■ **Exercise**: Pick every line from the data that holds the word "Ismail".

■ **Extracted entries**:
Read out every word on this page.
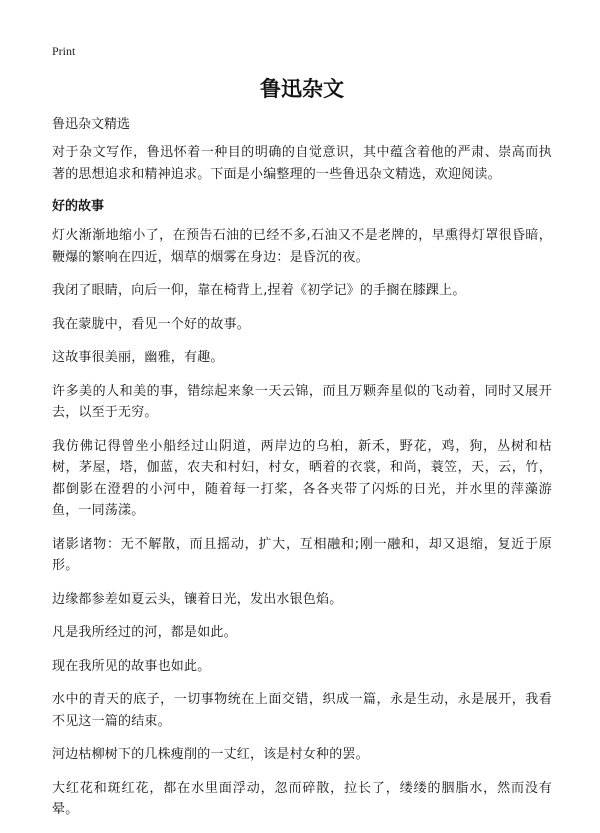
Print
鲁迅杂文

鲁迅杂文精选

对于杂文写作，鲁迅怀着一种目的明确的自觉意识，其中蕴含着他的严肃、崇高而执著的思想追求和精神追求。下面是小编整理的一些鲁迅杂文精选，欢迎阅读。

好的故事

灯火渐渐地缩小了，在预告石油的已经不多,石油又不是老牌的，早熏得灯罩很昏暗，鞭爆的繁响在四近，烟草的烟雾在身边：是昏沉的夜。

我闭了眼睛，向后一仰，靠在椅背上,捏着《初学记》的手搁在膝踝上。

我在蒙胧中，看见一个好的故事。

这故事很美丽，幽雅，有趣。

许多美的人和美的事，错综起来象一天云锦，而且万颗奔星似的飞动着，同时又展开去，以至于无穷。

我仿佛记得曾坐小船经过山阴道，两岸边的乌桕，新禾，野花，鸡，狗，丛树和枯树，茅屋，塔，伽蓝，农夫和村妇，村女，晒着的衣裳，和尚，蓑笠，天，云，竹，都倒影在澄碧的小河中，随着每一打桨，各各夹带了闪烁的日光，并水里的萍藻游鱼，一同荡漾。

诸影诸物：无不解散，而且摇动，扩大，互相融和;刚一融和，却又退缩，复近于原形。

边缘都参差如夏云头，镶着日光，发出水银色焰。

凡是我所经过的河，都是如此。

现在我所见的故事也如此。

水中的青天的底子，一切事物统在上面交错，织成一篇，永是生动，永是展开，我看不见这一篇的结束。

河边枯柳树下的几株瘦削的一丈红，该是村女种的罢。

大红花和斑红花，都在水里面浮动，忽而碎散，拉长了，缕缕的胭脂水，然而没有晕。
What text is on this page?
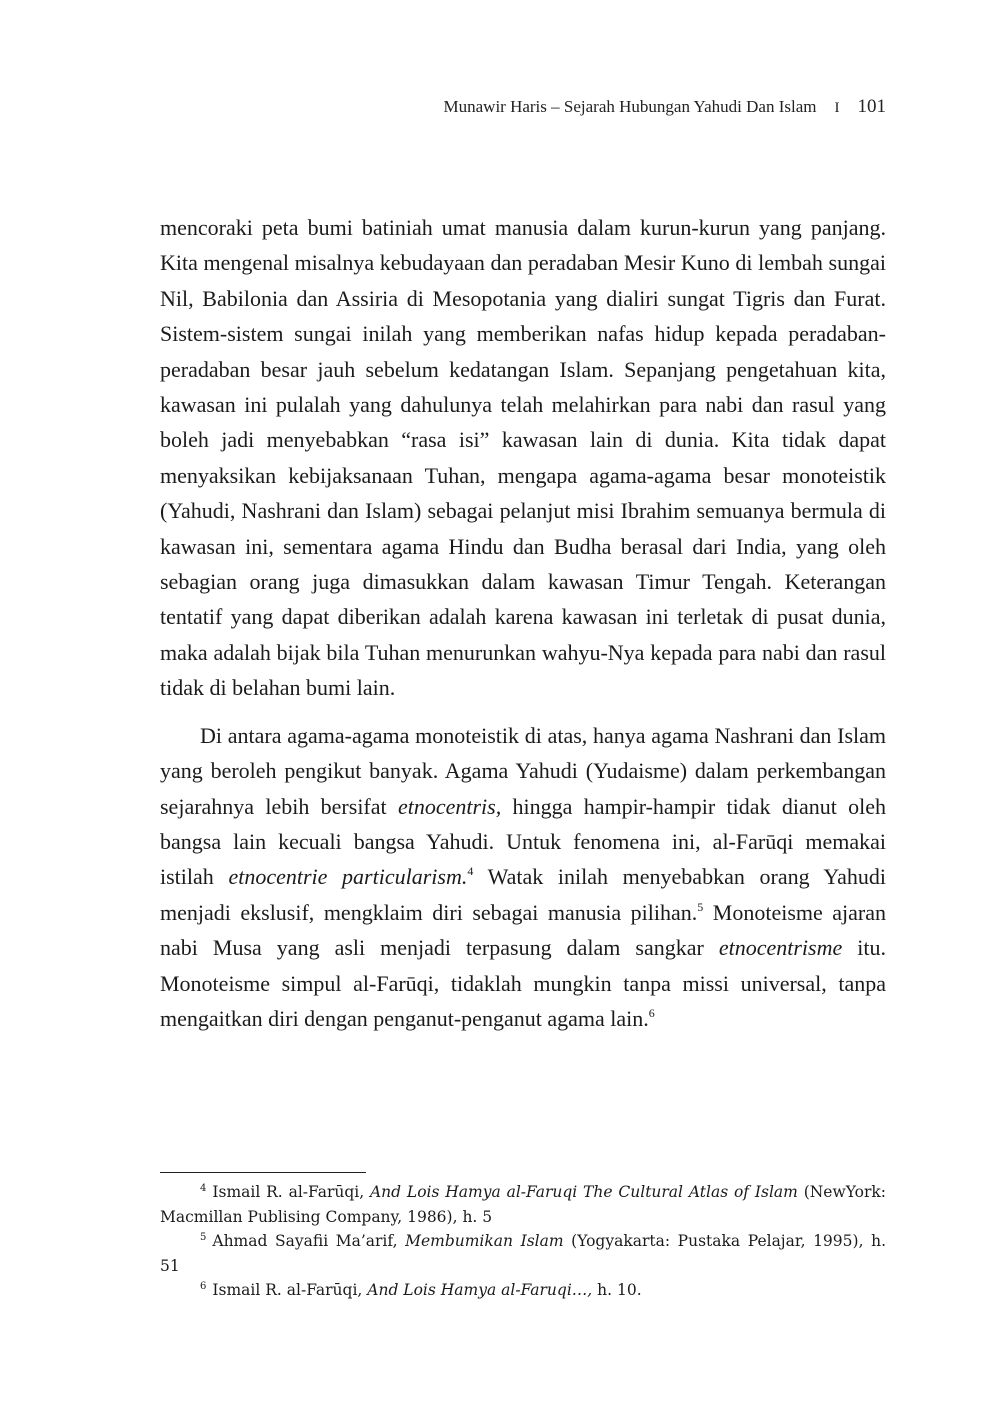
Munawir Haris – Sejarah Hubungan Yahudi Dan Islam I 101

mencoraki peta bumi batiniah umat manusia dalam kurun-kurun yang panjang. Kita mengenal misalnya kebudayaan dan peradaban Mesir Kuno di lembah sungai Nil, Babilonia dan Assiria di Mesopotania yang dialiri sungat Tigris dan Furat. Sistem-sistem sungai inilah yang memberikan nafas hidup kepada peradaban-peradaban besar jauh sebelum kedatangan Islam. Sepanjang pengetahuan kita, kawasan ini pulalah yang dahulunya telah melahirkan para nabi dan rasul yang boleh jadi menyebabkan “rasa isi” kawasan lain di dunia. Kita tidak dapat menyaksikan kebijaksanaan Tuhan, mengapa agama-agama besar monoteistik (Yahudi, Nashrani dan Islam) sebagai pelanjut misi Ibrahim semuanya bermula di kawasan ini, sementara agama Hindu dan Budha berasal dari India, yang oleh sebagian orang juga dimasukkan dalam kawasan Timur Tengah. Keterangan tentatif yang dapat diberikan adalah karena kawasan ini terletak di pusat dunia, maka adalah bijak bila Tuhan menurunkan wahyu-Nya kepada para nabi dan rasul tidak di belahan bumi lain.

Di antara agama-agama monoteistik di atas, hanya agama Nashrani dan Islam yang beroleh pengikut banyak. Agama Yahudi (Yudaisme) dalam perkembangan sejarahnya lebih bersifat etnocentris, hingga hampir-hampir tidak dianut oleh bangsa lain kecuali bangsa Yahudi. Untuk fenomena ini, al-Farūqi memakai istilah etnocentrie particularism.$^4$ Watak inilah menyebabkan orang Yahudi menjadi ekslusif, mengklaim diri sebagai manusia pilihan.$^5$ Monoteisme ajaran nabi Musa yang asli menjadi terpasung dalam sangkar etnocentrisme itu. Monoteisme simpul al-Farūqi, tidaklah mungkin tanpa missi universal, tanpa mengaitkan diri dengan penganut-penganut agama lain.$^6$

$^4$ Ismail R. al-Farūqi, And Lois Hamya al-Faruqi The Cultural Atlas of Islam (NewYork: Macmillan Publising Company, 1986), h. 5

$^5$ Ahmad Sayafii Ma’arif, Membumikan Islam (Yogyakarta: Pustaka Pelajar, 1995), h. 51

$^6$ Ismail R. al-Farūqi, And Lois Hamya al-Faruqi…, h. 10.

■ **Result for this exercise**:
$^4$ Ismail R. al-Farūqi, And Lois Hamya al-Faruqi The Cultural Atlas of Islam (NewYork: Macmillan Publising Company, 1986), h. 5
$^6$ Ismail R. al-Farūqi, And Lois Hamya al-Faruqi…, h. 10.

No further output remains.